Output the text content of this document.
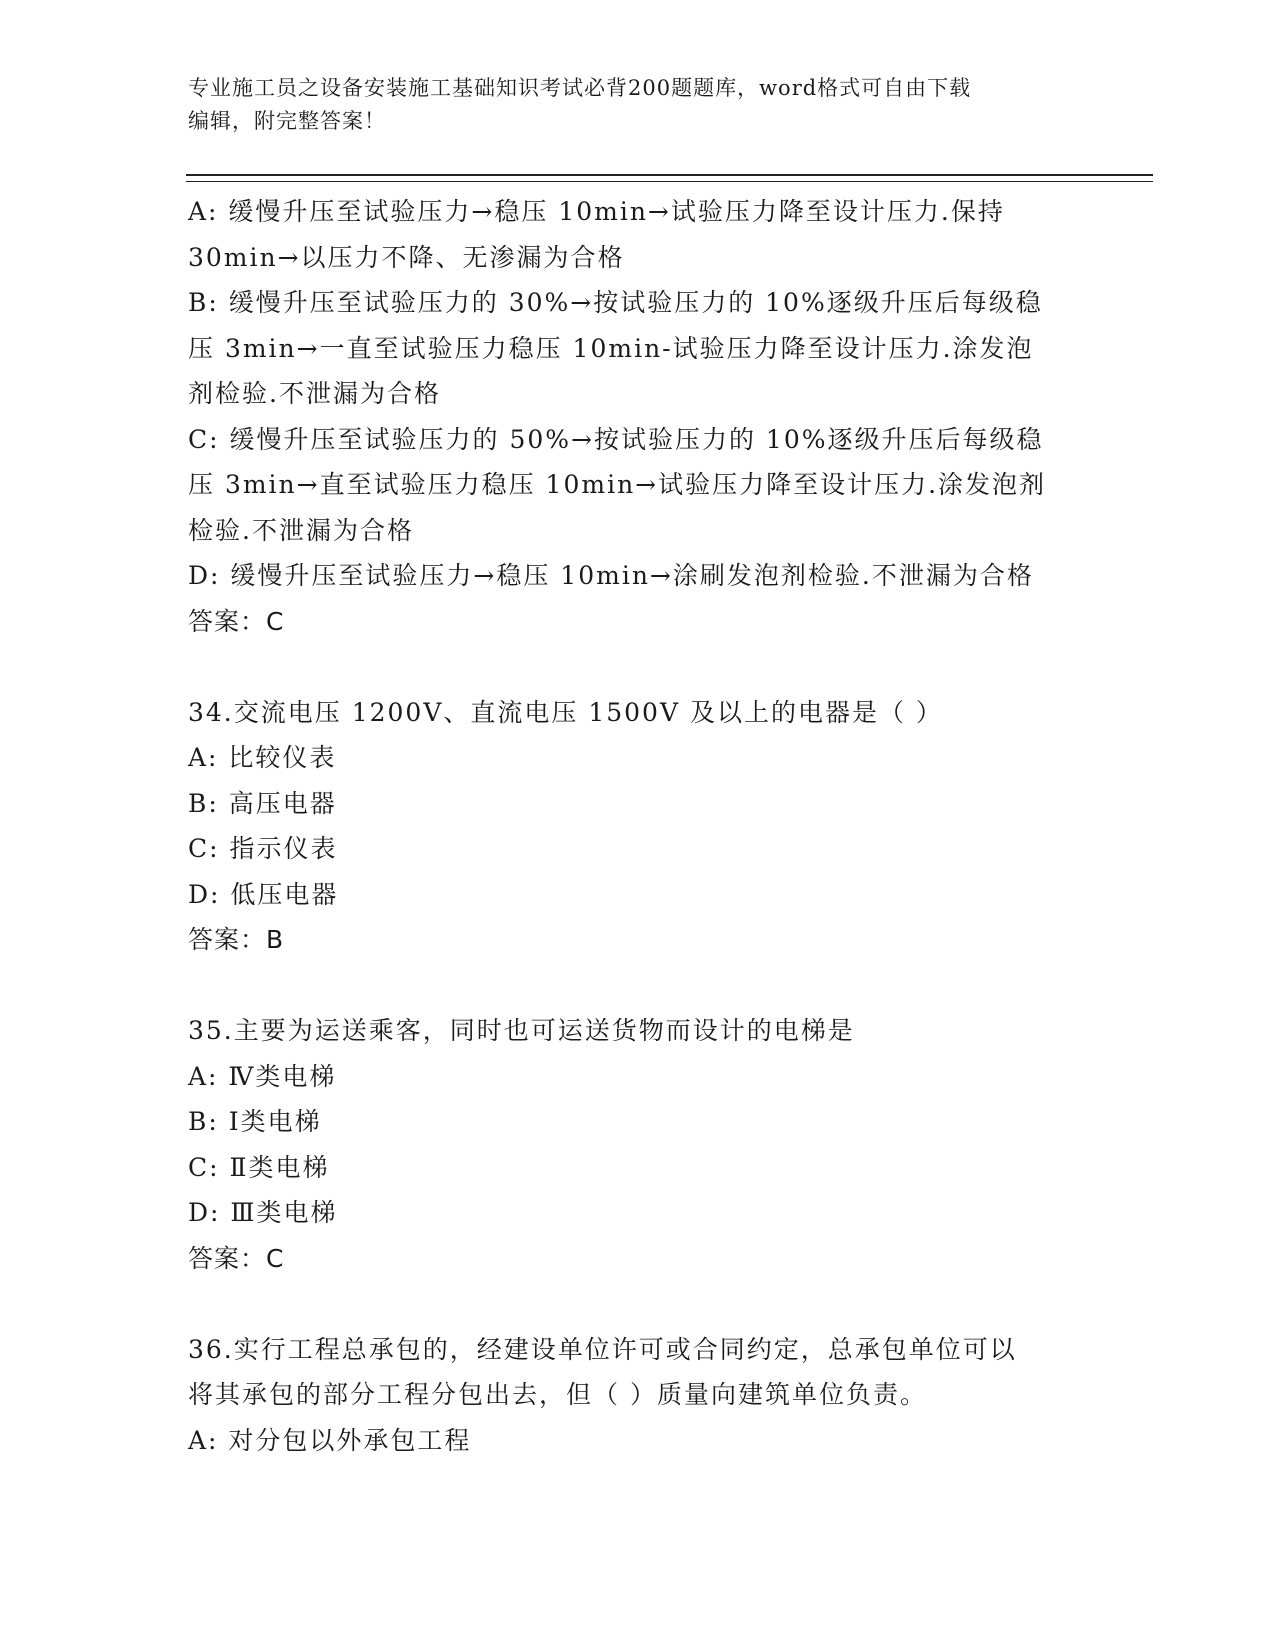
专业施工员之设备安装施工基础知识考试必背200题题库，word格式可自由下载
编辑，附完整答案！
A: 缓慢升压至试验压力→稳压 10min→试验压力降至设计压力.保持
30min→以压力不降、无渗漏为合格
B: 缓慢升压至试验压力的 30%→按试验压力的 10%逐级升压后每级稳
压 3min→一直至试验压力稳压 10min-试验压力降至设计压力.涂发泡
剂检验.不泄漏为合格
C: 缓慢升压至试验压力的 50%→按试验压力的 10%逐级升压后每级稳
压 3min→直至试验压力稳压 10min→试验压力降至设计压力.涂发泡剂
检验.不泄漏为合格
D: 缓慢升压至试验压力→稳压 10min→涂刷发泡剂检验.不泄漏为合格
答案：C
34.交流电压 1200V、直流电压 1500V 及以上的电器是（ ）
A: 比较仪表
B: 高压电器
C: 指示仪表
D: 低压电器
答案：B
35.主要为运送乘客，同时也可运送货物而设计的电梯是
A: Ⅳ类电梯
B: Ⅰ类电梯
C: Ⅱ类电梯
D: Ⅲ类电梯
答案：C
36.实行工程总承包的，经建设单位许可或合同约定，总承包单位可以
将其承包的部分工程分包出去，但（ ）质量向建筑单位负责。
A: 对分包以外承包工程
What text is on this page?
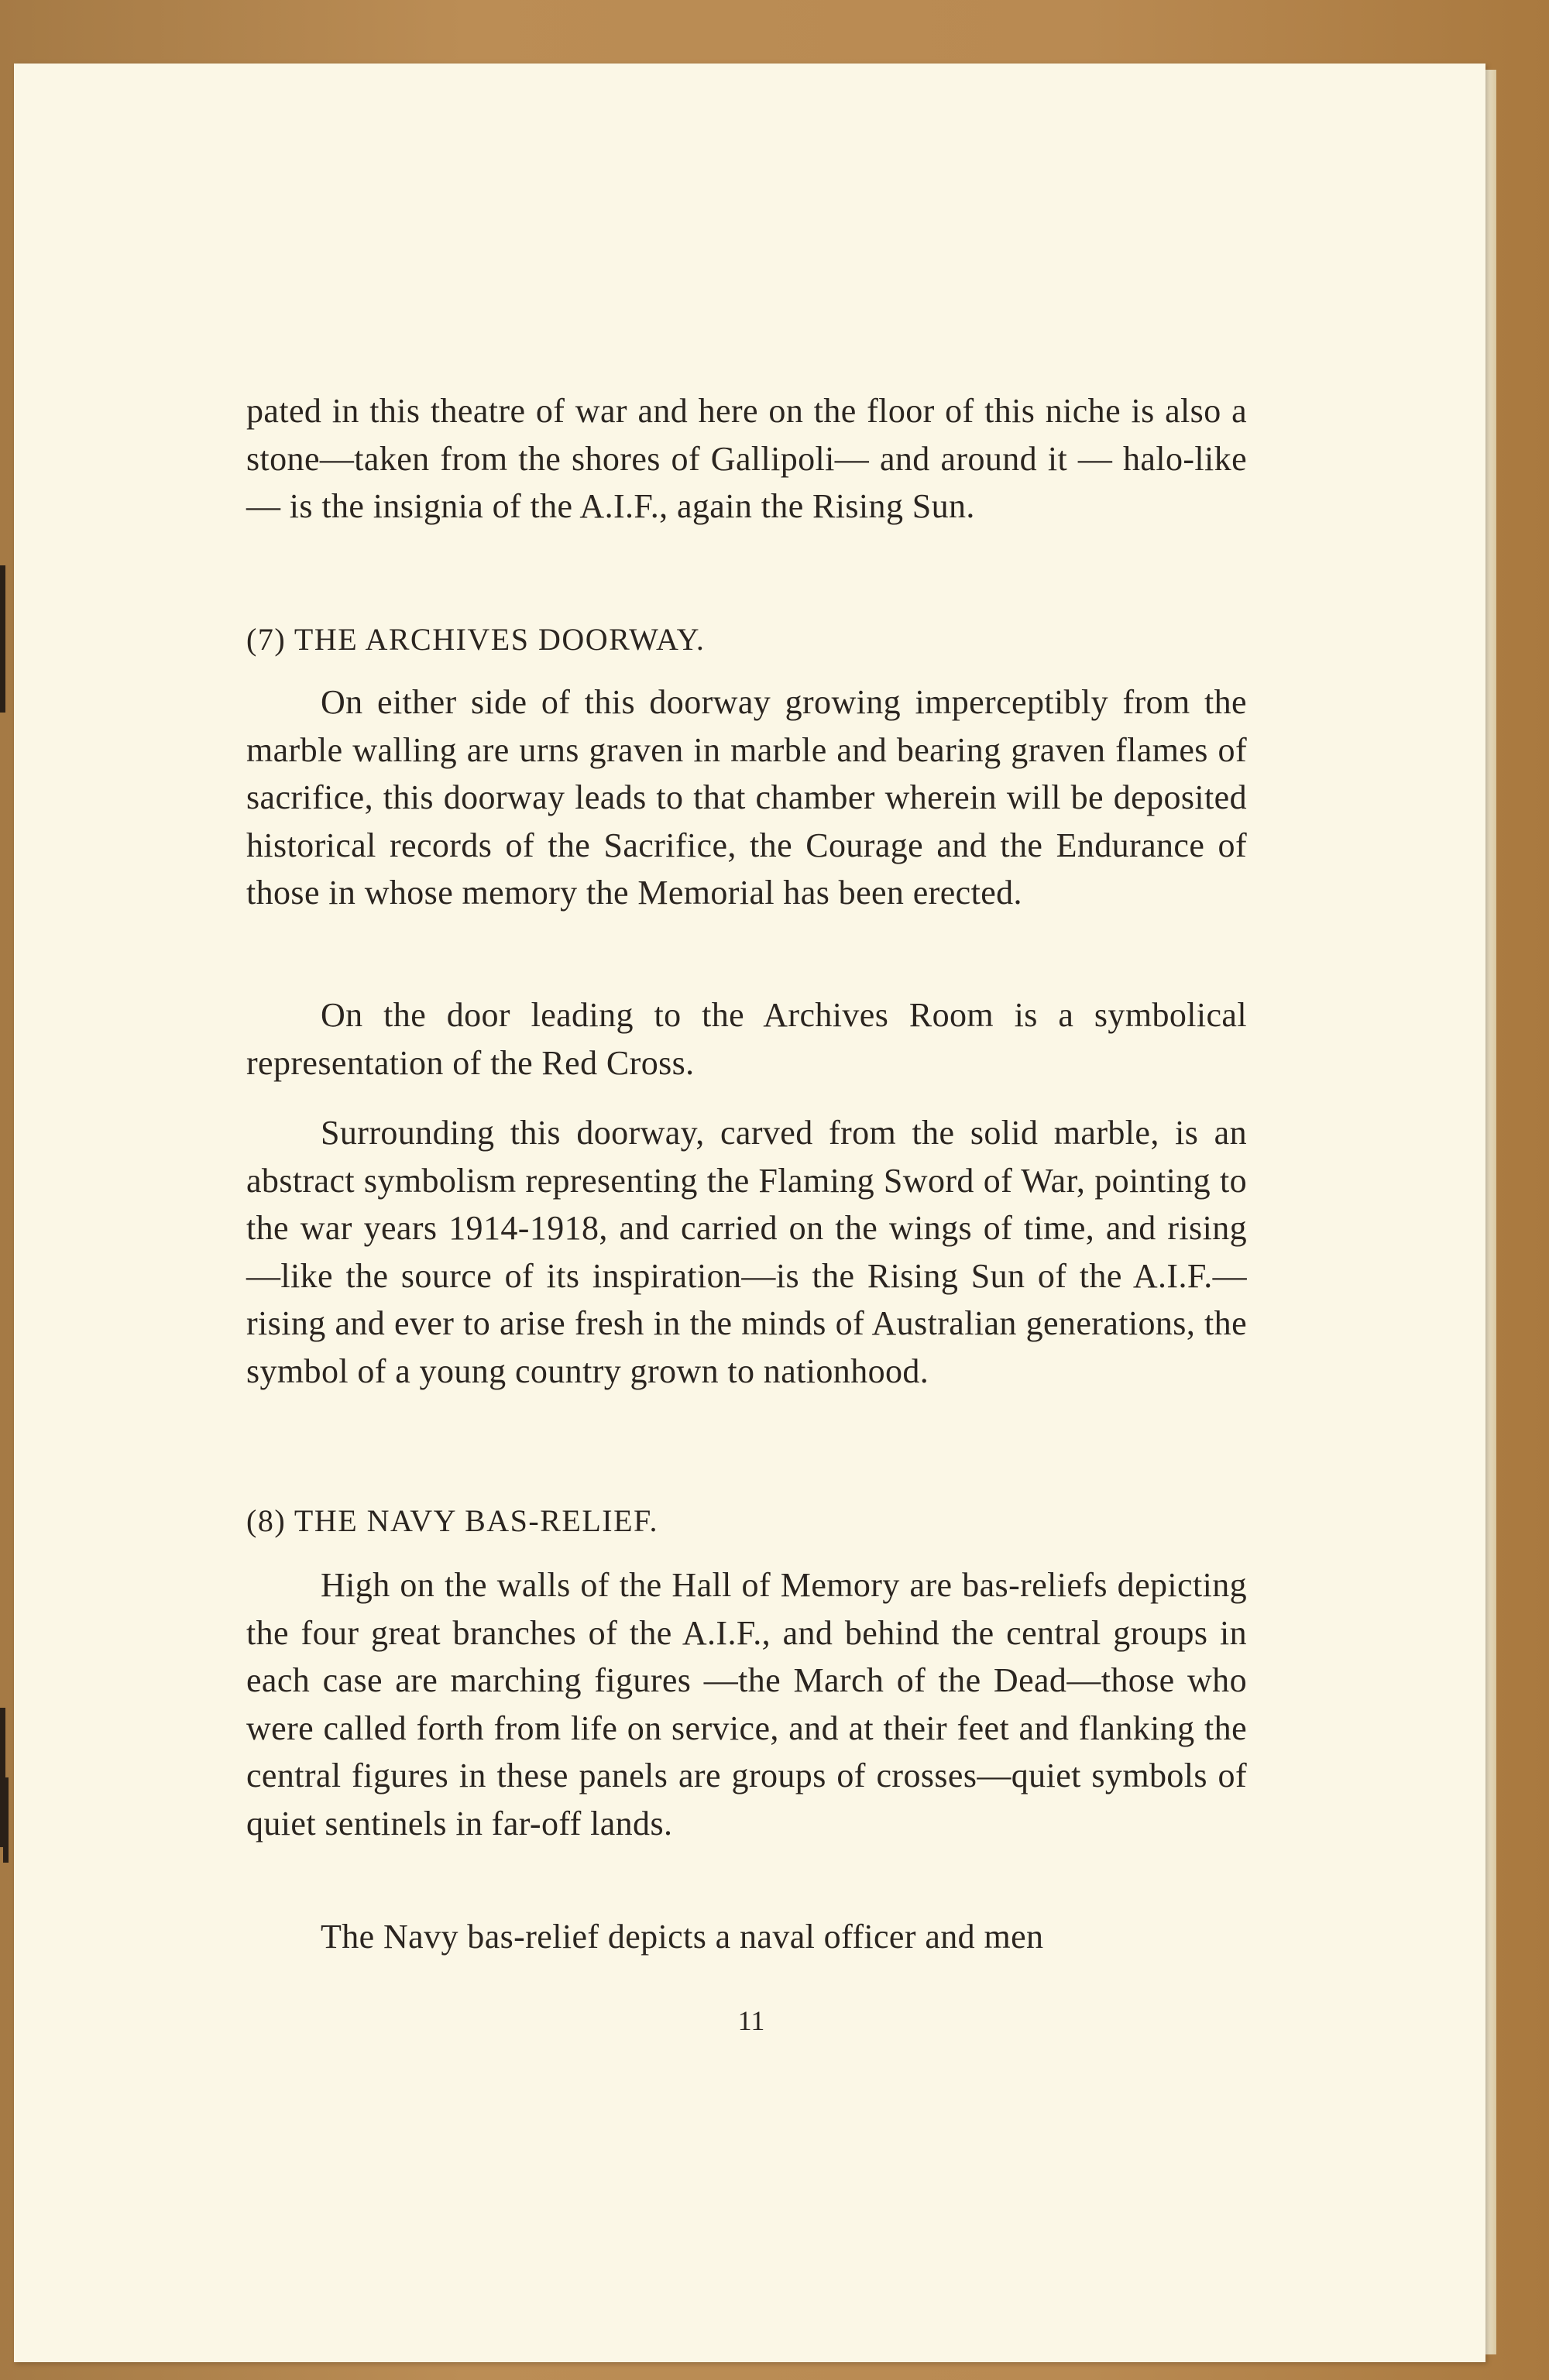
pated in this theatre of war and here on the floor of this niche is also a stone—taken from the shores of Gallipoli— and around it — halo-like — is the insignia of the A.I.F., again the Rising Sun.

(7) THE ARCHIVES DOORWAY.

On either side of this doorway growing imperceptibly from the marble walling are urns graven in marble and bearing graven flames of sacrifice, this doorway leads to that chamber wherein will be deposited historical records of the Sacrifice, the Courage and the Endurance of those in whose memory the Memorial has been erected.

On the door leading to the Archives Room is a symbolical representation of the Red Cross.

Surrounding this doorway, carved from the solid marble, is an abstract symbolism representing the Flaming Sword of War, pointing to the war years 1914-1918, and carried on the wings of time, and rising—like the source of its inspiration—is the Rising Sun of the A.I.F.—rising and ever to arise fresh in the minds of Australian generations, the symbol of a young country grown to nationhood.

(8) THE NAVY BAS-RELIEF.

High on the walls of the Hall of Memory are bas-reliefs depicting the four great branches of the A.I.F., and behind the central groups in each case are marching figures —the March of the Dead—those who were called forth from life on service, and at their feet and flanking the central figures in these panels are groups of crosses—quiet symbols of quiet sentinels in far-off lands.

The Navy bas-relief depicts a naval officer and men

11
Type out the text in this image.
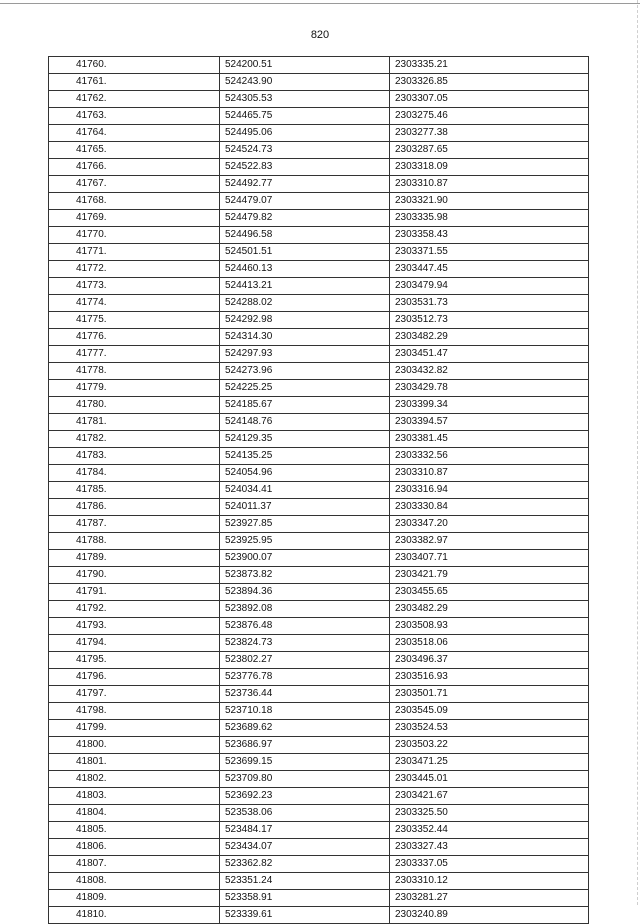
820
41760.	524200.51	2303335.21
41761.	524243.90	2303326.85
41762.	524305.53	2303307.05
41763.	524465.75	2303275.46
41764.	524495.06	2303277.38
41765.	524524.73	2303287.65
41766.	524522.83	2303318.09
41767.	524492.77	2303310.87
41768.	524479.07	2303321.90
41769.	524479.82	2303335.98
41770.	524496.58	2303358.43
41771.	524501.51	2303371.55
41772.	524460.13	2303447.45
41773.	524413.21	2303479.94
41774.	524288.02	2303531.73
41775.	524292.98	2303512.73
41776.	524314.30	2303482.29
41777.	524297.93	2303451.47
41778.	524273.96	2303432.82
41779.	524225.25	2303429.78
41780.	524185.67	2303399.34
41781.	524148.76	2303394.57
41782.	524129.35	2303381.45
41783.	524135.25	2303332.56
41784.	524054.96	2303310.87
41785.	524034.41	2303316.94
41786.	524011.37	2303330.84
41787.	523927.85	2303347.20
41788.	523925.95	2303382.97
41789.	523900.07	2303407.71
41790.	523873.82	2303421.79
41791.	523894.36	2303455.65
41792.	523892.08	2303482.29
41793.	523876.48	2303508.93
41794.	523824.73	2303518.06
41795.	523802.27	2303496.37
41796.	523776.78	2303516.93
41797.	523736.44	2303501.71
41798.	523710.18	2303545.09
41799.	523689.62	2303524.53
41800.	523686.97	2303503.22
41801.	523699.15	2303471.25
41802.	523709.80	2303445.01
41803.	523692.23	2303421.67
41804.	523538.06	2303325.50
41805.	523484.17	2303352.44
41806.	523434.07	2303327.43
41807.	523362.82	2303337.05
41808.	523351.24	2303310.12
41809.	523358.91	2303281.27
41810.	523339.61	2303240.89
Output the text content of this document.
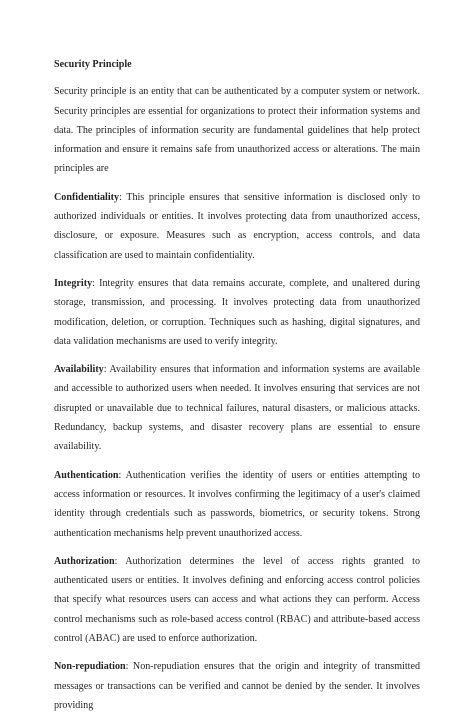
Security Principle

Security principle is an entity that can be authenticated by a computer system or network. Security principles are essential for organizations to protect their information systems and data. The principles of information security are fundamental guidelines that help protect information and ensure it remains safe from unauthorized access or alterations. The main principles are

Confidentiality: This principle ensures that sensitive information is disclosed only to authorized individuals or entities. It involves protecting data from unauthorized access, disclosure, or exposure. Measures such as encryption, access controls, and data classification are used to maintain confidentiality.

Integrity: Integrity ensures that data remains accurate, complete, and unaltered during storage, transmission, and processing. It involves protecting data from unauthorized modification, deletion, or corruption. Techniques such as hashing, digital signatures, and data validation mechanisms are used to verify integrity.

Availability: Availability ensures that information and information systems are available and accessible to authorized users when needed. It involves ensuring that services are not disrupted or unavailable due to technical failures, natural disasters, or malicious attacks. Redundancy, backup systems, and disaster recovery plans are essential to ensure availability.

Authentication: Authentication verifies the identity of users or entities attempting to access information or resources. It involves confirming the legitimacy of a user's claimed identity through credentials such as passwords, biometrics, or security tokens. Strong authentication mechanisms help prevent unauthorized access.

Authorization: Authorization determines the level of access rights granted to authenticated users or entities. It involves defining and enforcing access control policies that specify what resources users can access and what actions they can perform. Access control mechanisms such as role-based access control (RBAC) and attribute-based access control (ABAC) are used to enforce authorization.

Non-repudiation: Non-repudiation ensures that the origin and integrity of transmitted messages or transactions can be verified and cannot be denied by the sender. It involves providing
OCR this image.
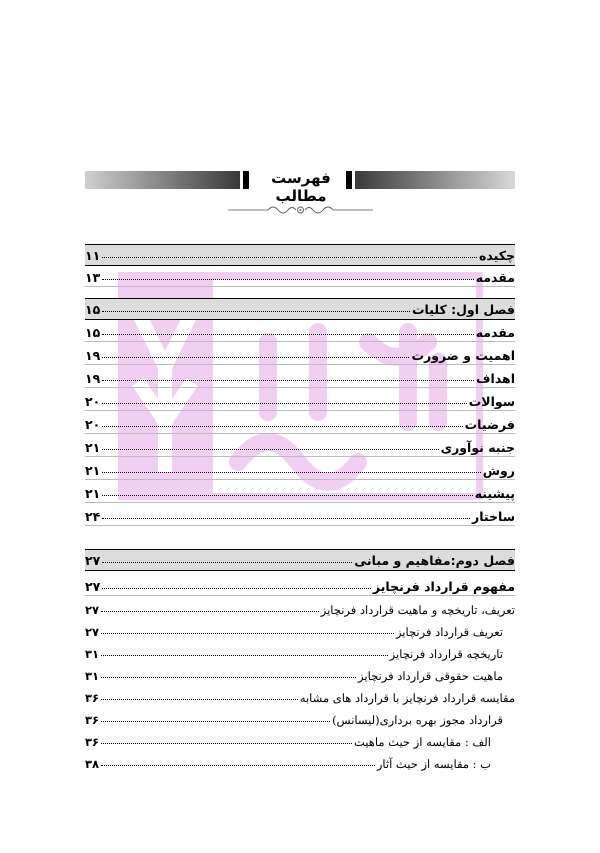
فهرست مطالب
چکیده
۱۱
مقدمه
۱۳
فصل اول: کلیات
۱۵
مقدمه
۱۵
اهمیت و ضرورت
۱۹
اهداف
۱۹
سوالات
۲۰
فرضیات
۲۰
جنبه نوآوری
۲۱
روش
۲۱
پیشینه
۲۱
ساختار
۲۴
فصل دوم:مفاهیم و مبانی
۲۷
مفهوم قرارداد فرنچایز
۲۷
تعریف، تاریخچه و ماهیت قرارداد فرنچایز
۲۷
تعریف قرارداد فرنچایز
۲۷
تاریخچه قرارداد فرنچایز
۳۱
ماهیت حقوقی قرارداد فرنچایز
۳۱
مقایسه قرارداد فرنچایز با قرارداد های مشابه
۳۶
قرارداد مجوز بهره برداری(لیسانس)
۳۶
الف : مقایسه از حیث ماهیت
۳۶
ب : مقایسه از حیث آثار
۳۸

▶ _Exercise goal_
Copy out every line from the records that has the word "قرارداد".

▶ _Final answer_
مفهوم قرارداد فرنچایز
تعریف، تاریخچه و ماهیت قرارداد فرنچایز
تعریف قرارداد فرنچایز
تاریخچه قرارداد فرنچایز
ماهیت حقوقی قرارداد فرنچایز
مقایسه قرارداد فرنچایز با قرارداد های مشابه
قرارداد مجوز بهره برداری(لیسانس)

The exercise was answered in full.